PROVIDED MATERIAL>
"""
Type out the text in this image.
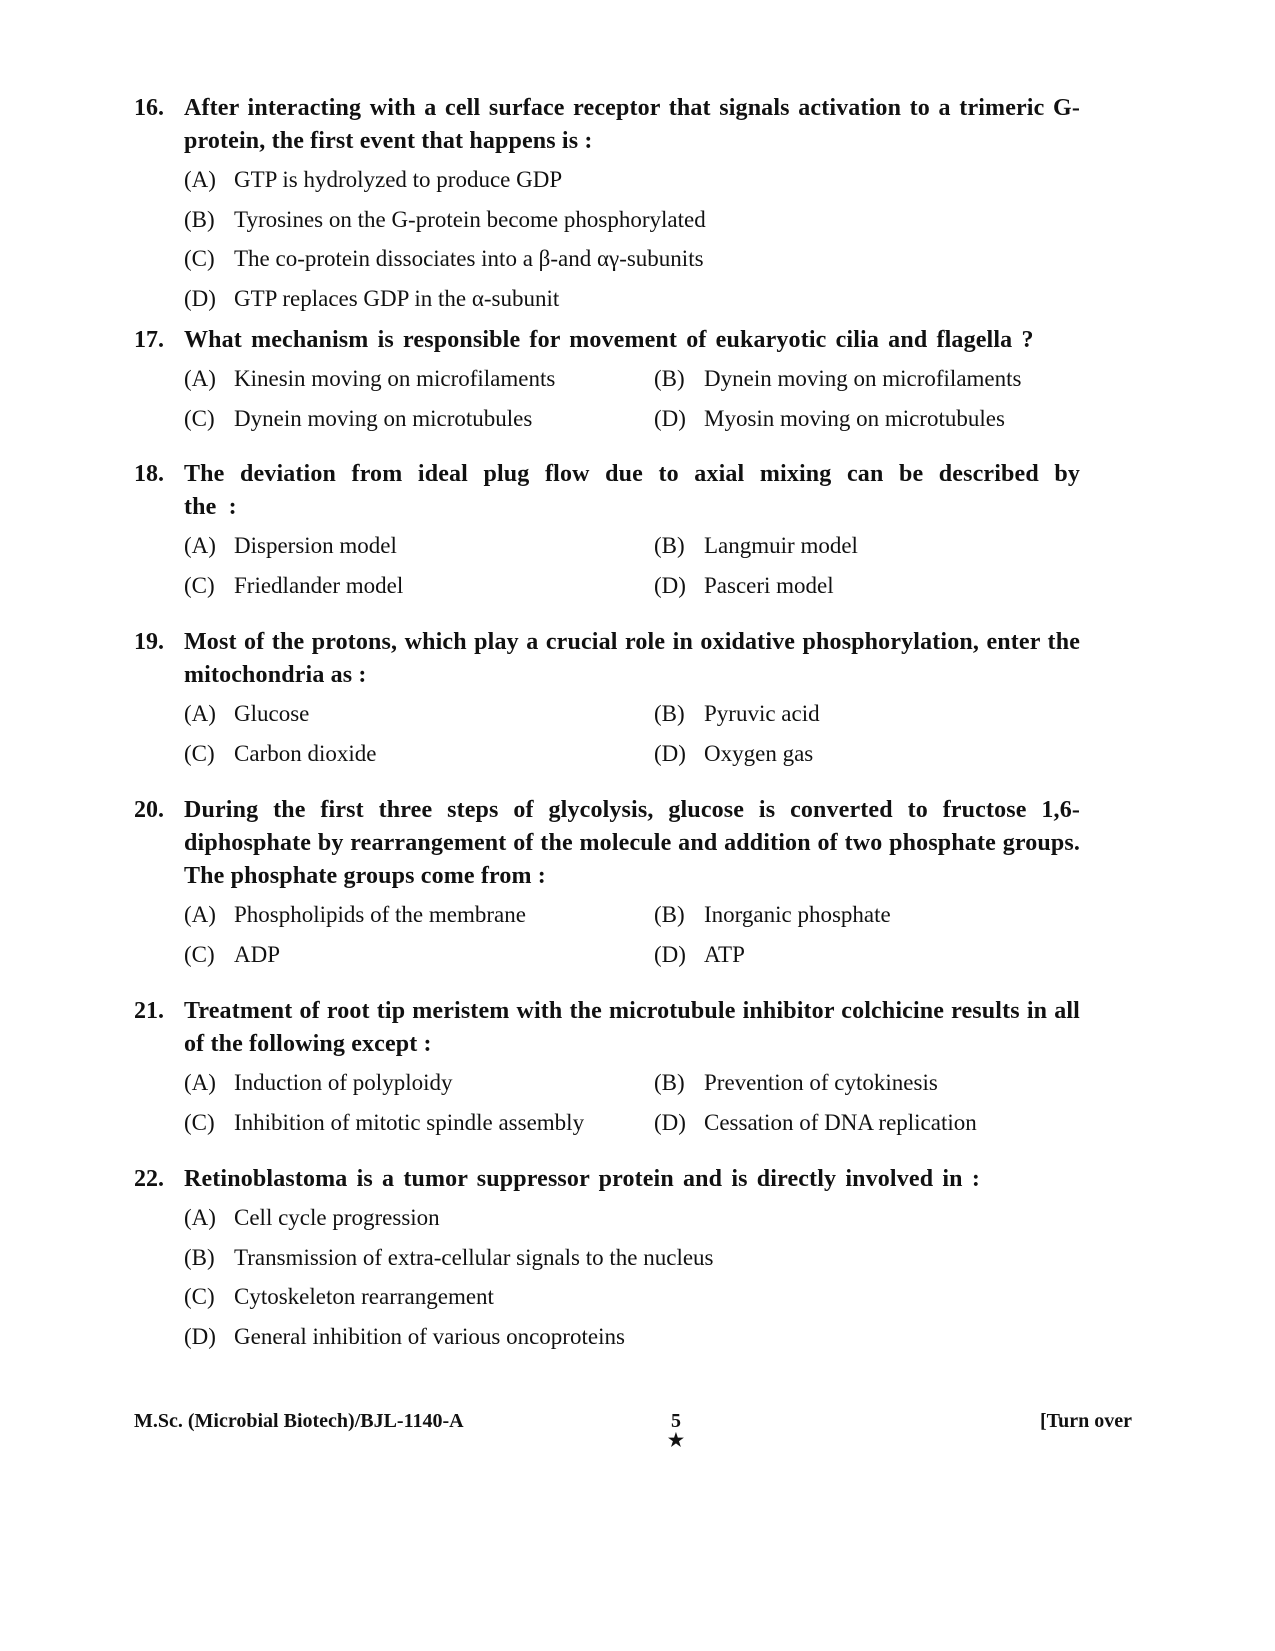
16. After interacting with a cell surface receptor that signals activation to a trimeric G-protein, the first event that happens is :
(A) GTP is hydrolyzed to produce GDP
(B) Tyrosines on the G-protein become phosphorylated
(C) The co-protein dissociates into a β-and αγ-subunits
(D) GTP replaces GDP in the α-subunit
17. What mechanism is responsible for movement of eukaryotic cilia and flagella ?
(A) Kinesin moving on microfilaments	(B) Dynein moving on microfilaments
(C) Dynein moving on microtubules	(D) Myosin moving on microtubules
18. The deviation from ideal plug flow due to axial mixing can be described by the :
(A) Dispersion model	(B) Langmuir model
(C) Friedlander model	(D) Pasceri model
19. Most of the protons, which play a crucial role in oxidative phosphorylation, enter the mitochondria as :
(A) Glucose	(B) Pyruvic acid
(C) Carbon dioxide	(D) Oxygen gas
20. During the first three steps of glycolysis, glucose is converted to fructose 1,6-diphosphate by rearrangement of the molecule and addition of two phosphate groups. The phosphate groups come from :
(A) Phospholipids of the membrane	(B) Inorganic phosphate
(C) ADP	(D) ATP
21. Treatment of root tip meristem with the microtubule inhibitor colchicine results in all of the following except :
(A) Induction of polyploidy	(B) Prevention of cytokinesis
(C) Inhibition of mitotic spindle assembly	(D) Cessation of DNA replication
22. Retinoblastoma is a tumor suppressor protein and is directly involved in :
(A) Cell cycle progression
(B) Transmission of extra-cellular signals to the nucleus
(C) Cytoskeleton rearrangement
(D) General inhibition of various oncoproteins
M.Sc. (Microbial Biotech)/BJL-1140-A	5
★
[Turn over
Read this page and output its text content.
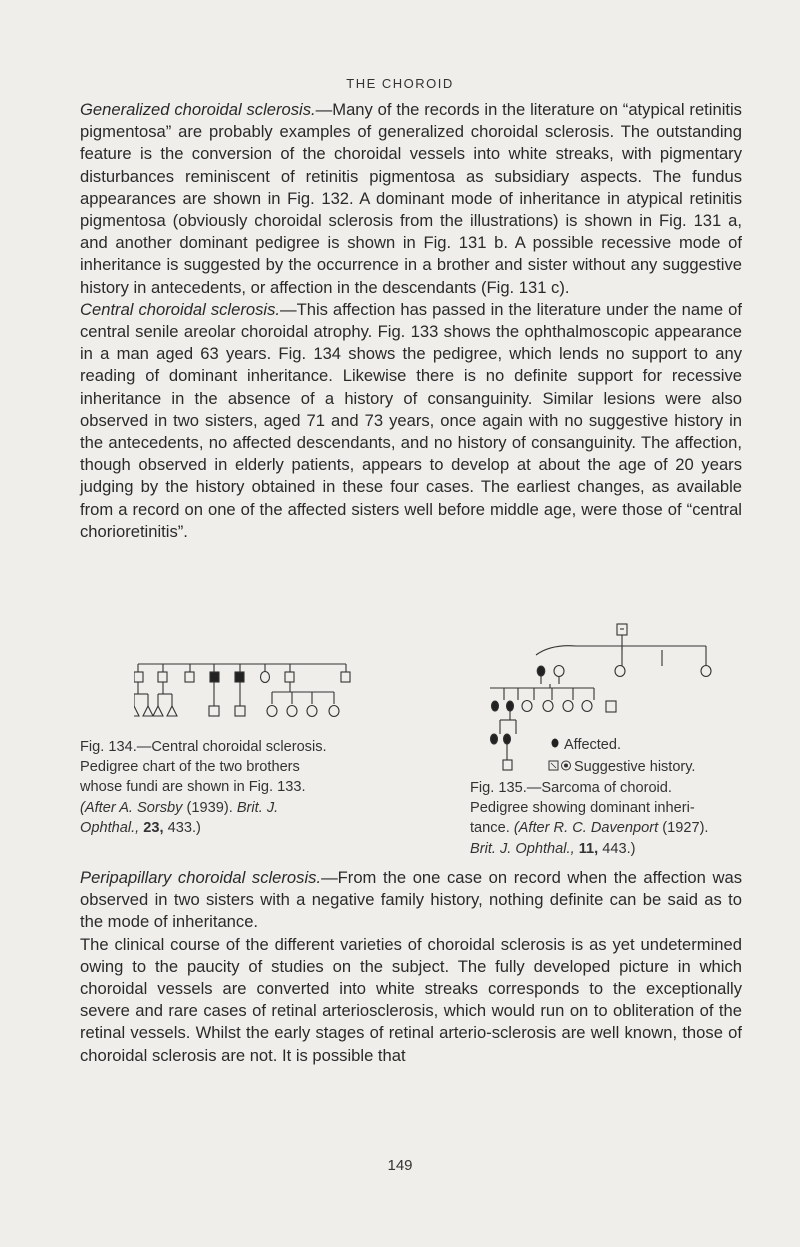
THE CHOROID

Generalized choroidal sclerosis.—Many of the records in the literature on “atypical retinitis pigmentosa” are probably examples of generalized choroidal sclerosis. The outstanding feature is the conversion of the choroidal vessels into white streaks, with pigmentary disturbances reminiscent of retinitis pigmentosa as subsidiary aspects. The fundus appearances are shown in Fig. 132. A dominant mode of inheritance in atypical retinitis pigmentosa (obviously choroidal sclerosis from the illustrations) is shown in Fig. 131 a, and another dominant pedigree is shown in Fig. 131 b. A possible recessive mode of inheritance is suggested by the occurrence in a brother and sister without any suggestive history in antecedents, or affection in the descendants (Fig. 131 c).

Central choroidal sclerosis.—This affection has passed in the literature under the name of central senile areolar choroidal atrophy. Fig. 133 shows the ophthalmoscopic appearance in a man aged 63 years. Fig. 134 shows the pedigree, which lends no support to any reading of dominant inheritance. Likewise there is no definite support for recessive inheritance in the absence of a history of consanguinity. Similar lesions were also observed in two sisters, aged 71 and 73 years, once again with no suggestive history in the antecedents, no affected descendants, and no history of consanguinity. The affection, though observed in elderly patients, appears to develop at about the age of 20 years judging by the history obtained in these four cases. The earliest changes, as available from a record on one of the affected sisters well before middle age, were those of “central chorioretinitis”.

Fig. 134.—Central choroidal sclerosis.
Pedigree chart of the two brothers
whose fundi are shown in Fig. 133.
(After A. Sorsby (1939). Brit. J.
Ophthal., 23, 433.)
Affected.
Suggestive history.
Fig. 135.—Sarcoma of choroid.
Pedigree showing dominant inheri-
tance. (After R. C. Davenport (1927).
Brit. J. Ophthal., 11, 443.)

Peripapillary choroidal sclerosis.—From the one case on record when the affection was observed in two sisters with a negative family history, nothing definite can be said as to the mode of inheritance.

The clinical course of the different varieties of choroidal sclerosis is as yet undetermined owing to the paucity of studies on the subject. The fully developed picture in which choroidal vessels are converted into white streaks corresponds to the exceptionally severe and rare cases of retinal arteriosclerosis, which would run on to obliteration of the retinal vessels. Whilst the early stages of retinal arterio-sclerosis are well known, those of choroidal sclerosis are not. It is possible that

149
"""
All entries above, minus the pictures, should be repeated exactly.

Type out the text in this image.
16. After interacting with a cell surface receptor that signals activation to a trimeric G-protein, the first event that happens is :
(A) GTP is hydrolyzed to produce GDP
(B) Tyrosines on the G-protein become phosphorylated
(C) The co-protein dissociates into a β-and αγ-subunits
(D) GTP replaces GDP in the α-subunit
17. What mechanism is responsible for movement of eukaryotic cilia and flagella ?
(A) Kinesin moving on microfilaments	(B) Dynein moving on microfilaments
(C) Dynein moving on microtubules	(D) Myosin moving on microtubules
18. The deviation from ideal plug flow due to axial mixing can be described by the :
(A) Dispersion model	(B) Langmuir model
(C) Friedlander model	(D) Pasceri model
19. Most of the protons, which play a crucial role in oxidative phosphorylation, enter the mitochondria as :
(A) Glucose	(B) Pyruvic acid
(C) Carbon dioxide	(D) Oxygen gas
20. During the first three steps of glycolysis, glucose is converted to fructose 1,6-diphosphate by rearrangement of the molecule and addition of two phosphate groups. The phosphate groups come from :
(A) Phospholipids of the membrane	(B) Inorganic phosphate
(C) ADP	(D) ATP
21. Treatment of root tip meristem with the microtubule inhibitor colchicine results in all of the following except :
(A) Induction of polyploidy	(B) Prevention of cytokinesis
(C) Inhibition of mitotic spindle assembly	(D) Cessation of DNA replication
22. Retinoblastoma is a tumor suppressor protein and is directly involved in :
(A) Cell cycle progression
(B) Transmission of extra-cellular signals to the nucleus
(C) Cytoskeleton rearrangement
(D) General inhibition of various oncoproteins
M.Sc. (Microbial Biotech)/BJL-1140-A	5
★
[Turn over
Read this page and output its text content.
THE CHOROID

Generalized choroidal sclerosis.—Many of the records in the literature on “atypical retinitis pigmentosa” are probably examples of generalized choroidal sclerosis. The outstanding feature is the conversion of the choroidal vessels into white streaks, with pigmentary disturbances reminiscent of retinitis pigmentosa as subsidiary aspects. The fundus appearances are shown in Fig. 132. A dominant mode of inheritance in atypical retinitis pigmentosa (obviously choroidal sclerosis from the illustrations) is shown in Fig. 131 a, and another dominant pedigree is shown in Fig. 131 b. A possible recessive mode of inheritance is suggested by the occurrence in a brother and sister without any suggestive history in antecedents, or affection in the descendants (Fig. 131 c).

Central choroidal sclerosis.—This affection has passed in the literature under the name of central senile areolar choroidal atrophy. Fig. 133 shows the ophthalmoscopic appearance in a man aged 63 years. Fig. 134 shows the pedigree, which lends no support to any reading of dominant inheritance. Likewise there is no definite support for recessive inheritance in the absence of a history of consanguinity. Similar lesions were also observed in two sisters, aged 71 and 73 years, once again with no suggestive history in the antecedents, no affected descendants, and no history of consanguinity. The affection, though observed in elderly patients, appears to develop at about the age of 20 years judging by the history obtained in these four cases. The earliest changes, as available from a record on one of the affected sisters well before middle age, were those of “central chorioretinitis”.

Fig. 134.—Central choroidal sclerosis.
Pedigree chart of the two brothers
whose fundi are shown in Fig. 133.
(After A. Sorsby (1939). Brit. J.
Ophthal., 23, 433.)
Affected.
Suggestive history.
Fig. 135.—Sarcoma of choroid.
Pedigree showing dominant inheri-
tance. (After R. C. Davenport (1927).
Brit. J. Ophthal., 11, 443.)

Peripapillary choroidal sclerosis.—From the one case on record when the affection was observed in two sisters with a negative family history, nothing definite can be said as to the mode of inheritance.

The clinical course of the different varieties of choroidal sclerosis is as yet undetermined owing to the paucity of studies on the subject. The fully developed picture in which choroidal vessels are converted into white streaks corresponds to the exceptionally severe and rare cases of retinal arteriosclerosis, which would run on to obliteration of the retinal vessels. Whilst the early stages of retinal arterio-sclerosis are well known, those of choroidal sclerosis are not. It is possible that

149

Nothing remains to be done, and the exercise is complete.